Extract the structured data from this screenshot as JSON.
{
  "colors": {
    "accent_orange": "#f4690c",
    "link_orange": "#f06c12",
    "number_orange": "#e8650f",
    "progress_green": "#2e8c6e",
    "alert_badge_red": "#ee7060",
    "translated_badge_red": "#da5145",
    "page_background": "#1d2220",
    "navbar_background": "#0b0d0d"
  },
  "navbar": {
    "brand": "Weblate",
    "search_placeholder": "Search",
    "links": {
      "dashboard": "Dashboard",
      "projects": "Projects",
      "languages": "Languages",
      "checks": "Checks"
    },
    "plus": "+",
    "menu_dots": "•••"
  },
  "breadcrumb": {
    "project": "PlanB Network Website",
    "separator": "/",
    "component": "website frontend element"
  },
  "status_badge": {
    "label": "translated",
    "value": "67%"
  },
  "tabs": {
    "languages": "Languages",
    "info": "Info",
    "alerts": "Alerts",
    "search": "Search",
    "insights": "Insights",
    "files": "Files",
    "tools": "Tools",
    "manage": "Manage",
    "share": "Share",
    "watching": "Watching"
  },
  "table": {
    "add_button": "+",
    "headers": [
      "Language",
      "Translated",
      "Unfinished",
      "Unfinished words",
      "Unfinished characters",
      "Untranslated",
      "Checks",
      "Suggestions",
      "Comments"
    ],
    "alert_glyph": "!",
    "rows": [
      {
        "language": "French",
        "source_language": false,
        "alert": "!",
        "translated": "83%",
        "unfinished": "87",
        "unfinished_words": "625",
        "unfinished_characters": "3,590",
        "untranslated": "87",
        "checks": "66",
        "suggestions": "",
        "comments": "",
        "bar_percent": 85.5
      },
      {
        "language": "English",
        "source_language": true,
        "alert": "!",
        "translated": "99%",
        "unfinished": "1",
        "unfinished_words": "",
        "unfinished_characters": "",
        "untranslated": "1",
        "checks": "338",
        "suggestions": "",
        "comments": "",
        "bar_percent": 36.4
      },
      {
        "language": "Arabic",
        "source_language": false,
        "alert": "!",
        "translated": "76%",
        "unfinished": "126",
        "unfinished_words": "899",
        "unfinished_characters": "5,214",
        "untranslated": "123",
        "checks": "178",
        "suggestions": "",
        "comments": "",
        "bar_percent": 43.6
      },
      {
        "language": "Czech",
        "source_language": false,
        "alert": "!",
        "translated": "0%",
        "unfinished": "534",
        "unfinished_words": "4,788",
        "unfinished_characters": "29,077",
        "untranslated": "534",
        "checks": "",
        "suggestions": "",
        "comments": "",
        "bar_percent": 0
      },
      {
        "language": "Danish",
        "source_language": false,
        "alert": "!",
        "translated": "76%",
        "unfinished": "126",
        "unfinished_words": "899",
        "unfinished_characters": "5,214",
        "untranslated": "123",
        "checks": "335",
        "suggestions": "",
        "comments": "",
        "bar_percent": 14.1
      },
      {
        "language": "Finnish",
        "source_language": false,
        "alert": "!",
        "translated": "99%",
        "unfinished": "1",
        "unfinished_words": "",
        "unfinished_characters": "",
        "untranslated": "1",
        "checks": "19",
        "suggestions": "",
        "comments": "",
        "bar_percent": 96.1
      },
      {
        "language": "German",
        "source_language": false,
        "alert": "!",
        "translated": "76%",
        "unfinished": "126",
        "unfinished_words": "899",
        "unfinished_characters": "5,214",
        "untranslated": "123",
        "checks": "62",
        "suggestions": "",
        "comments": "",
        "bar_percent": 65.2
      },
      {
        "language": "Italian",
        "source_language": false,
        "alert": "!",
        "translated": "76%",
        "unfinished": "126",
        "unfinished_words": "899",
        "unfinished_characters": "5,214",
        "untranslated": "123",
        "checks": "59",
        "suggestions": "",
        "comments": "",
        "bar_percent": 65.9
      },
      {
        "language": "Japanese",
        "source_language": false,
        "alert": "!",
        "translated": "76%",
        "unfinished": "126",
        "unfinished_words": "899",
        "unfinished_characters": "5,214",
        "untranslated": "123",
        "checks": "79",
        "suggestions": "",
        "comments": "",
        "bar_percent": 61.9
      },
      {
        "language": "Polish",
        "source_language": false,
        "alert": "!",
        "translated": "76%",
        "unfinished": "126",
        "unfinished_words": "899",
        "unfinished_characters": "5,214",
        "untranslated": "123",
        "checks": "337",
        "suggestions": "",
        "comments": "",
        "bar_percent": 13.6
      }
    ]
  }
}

> [Task brief] Pull out each line holding the string "Search".

> [Exercise answer]
    "search_placeholder": "Search",
    "search": "Search",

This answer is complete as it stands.